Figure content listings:
____________
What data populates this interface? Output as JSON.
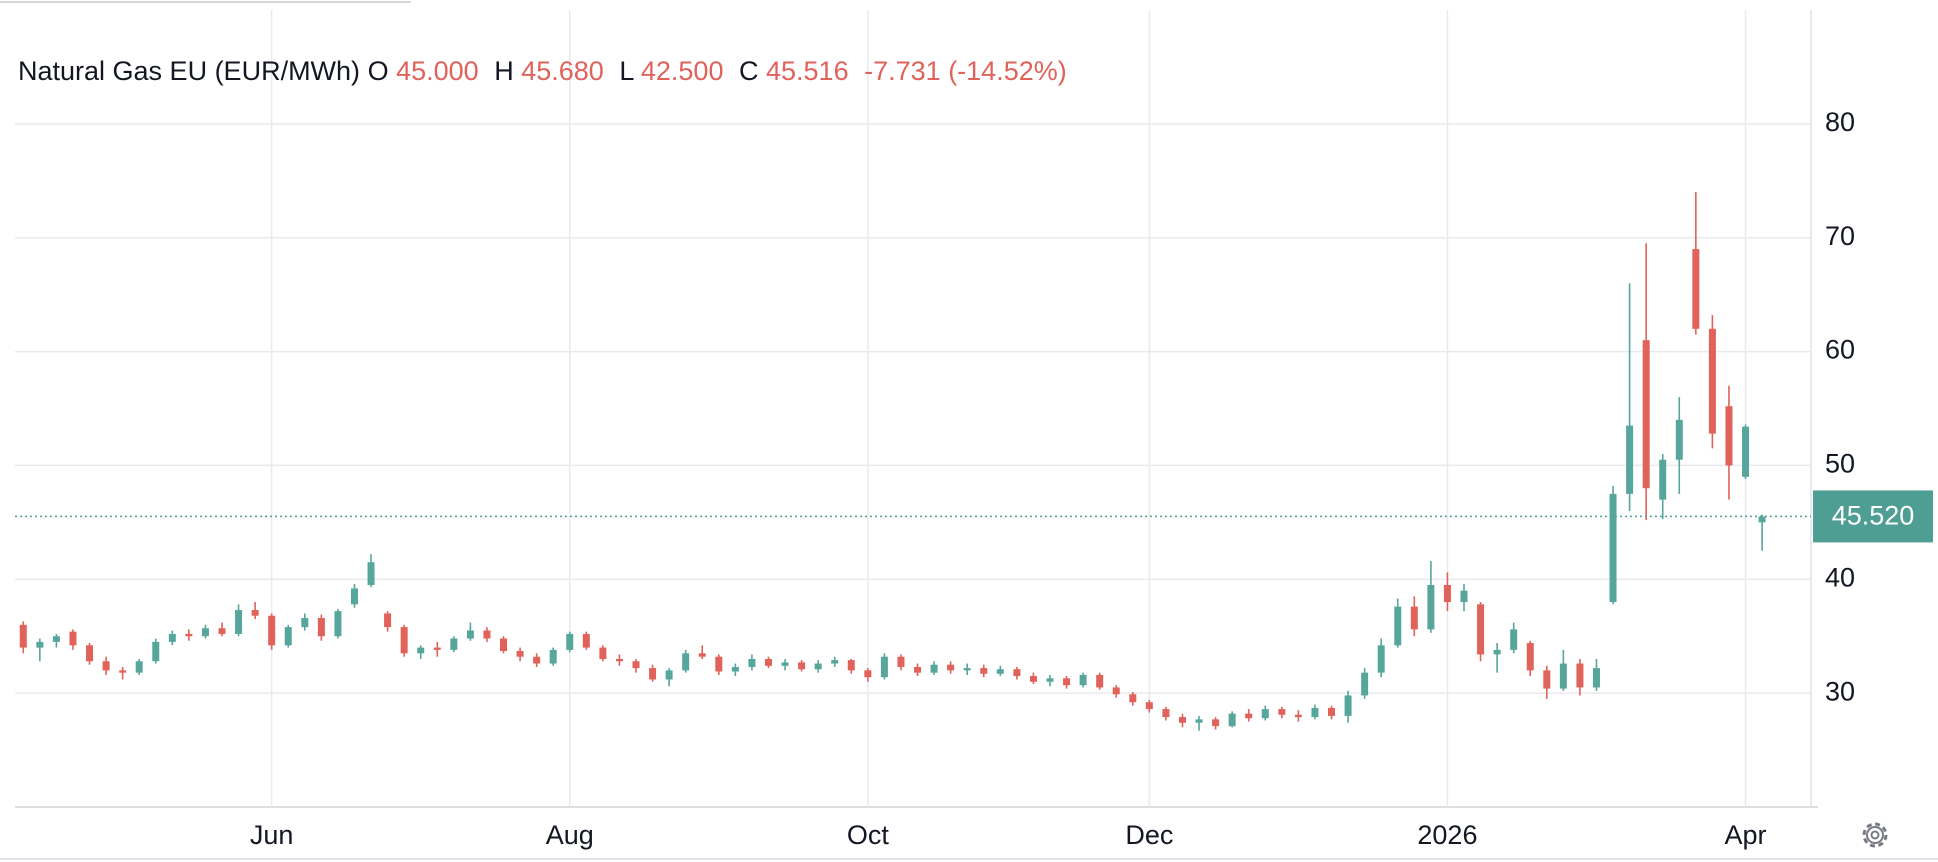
{
  "chart_data": {
    "type": "candlestick",
    "title": "Natural Gas EU (EUR/MWh)",
    "legend": [
      {
        "key": "O",
        "value": "45.000"
      },
      {
        "key": "H",
        "value": "45.680"
      },
      {
        "key": "L",
        "value": "42.500"
      },
      {
        "key": "C",
        "value": "45.516"
      }
    ],
    "change": "-7.731",
    "change_pct": "(-14.52%)",
    "last_price": {
      "value": 45.52,
      "label": "45.520"
    },
    "up_color": "#57a69c",
    "down_color": "#e0625a",
    "legend_color": "#e0625a",
    "price_color": "#4e9e93",
    "ylim": [
      20,
      90
    ],
    "yticks": [
      30,
      40,
      50,
      60,
      70,
      80
    ],
    "grid": true,
    "categories": [
      null,
      null,
      null,
      null,
      null,
      null,
      null,
      null,
      null,
      null,
      null,
      null,
      null,
      null,
      null,
      "Jun",
      null,
      null,
      null,
      null,
      null,
      null,
      null,
      null,
      null,
      null,
      null,
      null,
      null,
      null,
      null,
      null,
      null,
      "Aug",
      null,
      null,
      null,
      null,
      null,
      null,
      null,
      null,
      null,
      null,
      null,
      null,
      null,
      null,
      null,
      null,
      null,
      "Oct",
      null,
      null,
      null,
      null,
      null,
      null,
      null,
      null,
      null,
      null,
      null,
      null,
      null,
      null,
      null,
      null,
      "Dec",
      null,
      null,
      null,
      null,
      null,
      null,
      null,
      null,
      null,
      null,
      null,
      null,
      null,
      null,
      null,
      null,
      null,
      "2026",
      null,
      null,
      null,
      null,
      null,
      null,
      null,
      null,
      null,
      null,
      null,
      null,
      null,
      null,
      null,
      null,
      null,
      "Apr",
      null
    ],
    "ohlc": [
      [
        36,
        36.3,
        33.5,
        34
      ],
      [
        34,
        34.8,
        32.8,
        34.5
      ],
      [
        34.5,
        35.2,
        34,
        35
      ],
      [
        35.4,
        35.6,
        33.8,
        34.2
      ],
      [
        34.2,
        34.4,
        32.5,
        32.8
      ],
      [
        32.8,
        33.2,
        31.6,
        32
      ],
      [
        32,
        32.3,
        31.2,
        31.8
      ],
      [
        31.8,
        33,
        31.6,
        32.8
      ],
      [
        32.8,
        34.8,
        32.6,
        34.5
      ],
      [
        34.5,
        35.5,
        34.2,
        35.2
      ],
      [
        35.2,
        35.6,
        34.6,
        35
      ],
      [
        35,
        36,
        34.8,
        35.7
      ],
      [
        35.7,
        36.2,
        35,
        35.2
      ],
      [
        35.2,
        37.8,
        35,
        37.3
      ],
      [
        37.3,
        38,
        36.5,
        36.8
      ],
      [
        36.8,
        37,
        33.8,
        34.2
      ],
      [
        34.2,
        36,
        34,
        35.8
      ],
      [
        35.8,
        37,
        35.5,
        36.6
      ],
      [
        36.6,
        36.9,
        34.6,
        35
      ],
      [
        35,
        37.4,
        34.8,
        37.2
      ],
      [
        37.8,
        39.6,
        37.5,
        39.2
      ],
      [
        39.5,
        42.2,
        39.3,
        41.5
      ],
      [
        37,
        37.2,
        35.4,
        35.8
      ],
      [
        35.8,
        36,
        33.2,
        33.5
      ],
      [
        33.5,
        34.2,
        33,
        34
      ],
      [
        34,
        34.5,
        33.2,
        33.8
      ],
      [
        33.8,
        35,
        33.6,
        34.8
      ],
      [
        34.8,
        36.2,
        34.6,
        35.5
      ],
      [
        35.5,
        35.8,
        34.5,
        34.8
      ],
      [
        34.8,
        35,
        33.5,
        33.7
      ],
      [
        33.7,
        34,
        32.8,
        33.2
      ],
      [
        33.2,
        33.5,
        32.3,
        32.6
      ],
      [
        32.6,
        34,
        32.4,
        33.8
      ],
      [
        33.8,
        35.4,
        33.6,
        35.2
      ],
      [
        35.2,
        35.4,
        33.8,
        34
      ],
      [
        34,
        34.2,
        32.8,
        33
      ],
      [
        33,
        33.4,
        32.4,
        32.8
      ],
      [
        32.8,
        33,
        31.8,
        32.2
      ],
      [
        32.2,
        32.5,
        31,
        31.2
      ],
      [
        31.2,
        32.2,
        30.6,
        32
      ],
      [
        32,
        33.8,
        31.8,
        33.5
      ],
      [
        33.5,
        34.2,
        33,
        33.2
      ],
      [
        33.2,
        33.4,
        31.6,
        31.9
      ],
      [
        31.9,
        32.6,
        31.5,
        32.3
      ],
      [
        32.3,
        33.4,
        32,
        33
      ],
      [
        33,
        33.2,
        32.2,
        32.4
      ],
      [
        32.4,
        33,
        32,
        32.7
      ],
      [
        32.7,
        32.9,
        31.9,
        32.1
      ],
      [
        32.1,
        32.9,
        31.8,
        32.6
      ],
      [
        32.6,
        33.2,
        32.3,
        32.9
      ],
      [
        32.9,
        33,
        31.7,
        32
      ],
      [
        32,
        32.2,
        31,
        31.4
      ],
      [
        31.4,
        33.5,
        31.2,
        33.2
      ],
      [
        33.2,
        33.4,
        32,
        32.3
      ],
      [
        32.3,
        32.6,
        31.5,
        31.8
      ],
      [
        31.8,
        32.8,
        31.6,
        32.5
      ],
      [
        32.5,
        32.8,
        31.7,
        32
      ],
      [
        32,
        32.6,
        31.6,
        32.2
      ],
      [
        32.2,
        32.5,
        31.4,
        31.7
      ],
      [
        31.7,
        32.4,
        31.5,
        32.1
      ],
      [
        32.1,
        32.3,
        31.2,
        31.5
      ],
      [
        31.5,
        31.8,
        30.8,
        31
      ],
      [
        31,
        31.6,
        30.6,
        31.3
      ],
      [
        31.3,
        31.5,
        30.4,
        30.7
      ],
      [
        30.7,
        31.8,
        30.5,
        31.6
      ],
      [
        31.6,
        31.8,
        30.3,
        30.5
      ],
      [
        30.5,
        30.7,
        29.6,
        29.9
      ],
      [
        29.9,
        30.1,
        28.9,
        29.2
      ],
      [
        29.2,
        29.4,
        28.3,
        28.6
      ],
      [
        28.6,
        28.8,
        27.6,
        27.9
      ],
      [
        27.9,
        28.2,
        27,
        27.4
      ],
      [
        27.4,
        28,
        26.7,
        27.7
      ],
      [
        27.7,
        27.9,
        26.8,
        27.1
      ],
      [
        27.1,
        28.4,
        27,
        28.2
      ],
      [
        28.2,
        28.6,
        27.5,
        27.8
      ],
      [
        27.8,
        28.9,
        27.6,
        28.6
      ],
      [
        28.6,
        28.8,
        27.8,
        28.1
      ],
      [
        28.1,
        28.5,
        27.5,
        27.9
      ],
      [
        27.9,
        29,
        27.7,
        28.7
      ],
      [
        28.7,
        28.9,
        27.7,
        28
      ],
      [
        28,
        30.2,
        27.4,
        29.8
      ],
      [
        29.8,
        32.2,
        29.5,
        31.8
      ],
      [
        31.8,
        34.8,
        31.4,
        34.2
      ],
      [
        34.2,
        38.3,
        34,
        37.6
      ],
      [
        37.6,
        38.5,
        35,
        35.6
      ],
      [
        35.6,
        41.6,
        35.3,
        39.5
      ],
      [
        39.5,
        40.6,
        37.2,
        38
      ],
      [
        38,
        39.6,
        37.2,
        39
      ],
      [
        37.8,
        38,
        32.8,
        33.4
      ],
      [
        33.4,
        34.4,
        31.8,
        33.8
      ],
      [
        33.8,
        36.2,
        33.5,
        35.6
      ],
      [
        34.4,
        34.6,
        31.5,
        32
      ],
      [
        32,
        32.4,
        29.5,
        30.4
      ],
      [
        30.4,
        33.8,
        30.2,
        32.6
      ],
      [
        32.6,
        33,
        29.8,
        30.5
      ],
      [
        30.5,
        33,
        30.2,
        32.2
      ],
      [
        38,
        48.2,
        37.8,
        47.5
      ],
      [
        47.5,
        66,
        46,
        53.5
      ],
      [
        61,
        69.5,
        45.2,
        48
      ],
      [
        47,
        51,
        45.3,
        50.5
      ],
      [
        50.5,
        56,
        47.5,
        54
      ],
      [
        69,
        74,
        61.5,
        62
      ],
      [
        62,
        63.2,
        51.5,
        52.8
      ],
      [
        55.2,
        57,
        47,
        50
      ],
      [
        49,
        53.6,
        48.8,
        53.4
      ],
      [
        45,
        45.68,
        42.5,
        45.516
      ]
    ]
  }
}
____________
Count the lines in the material above where the string "value" appears, then state only that count.

5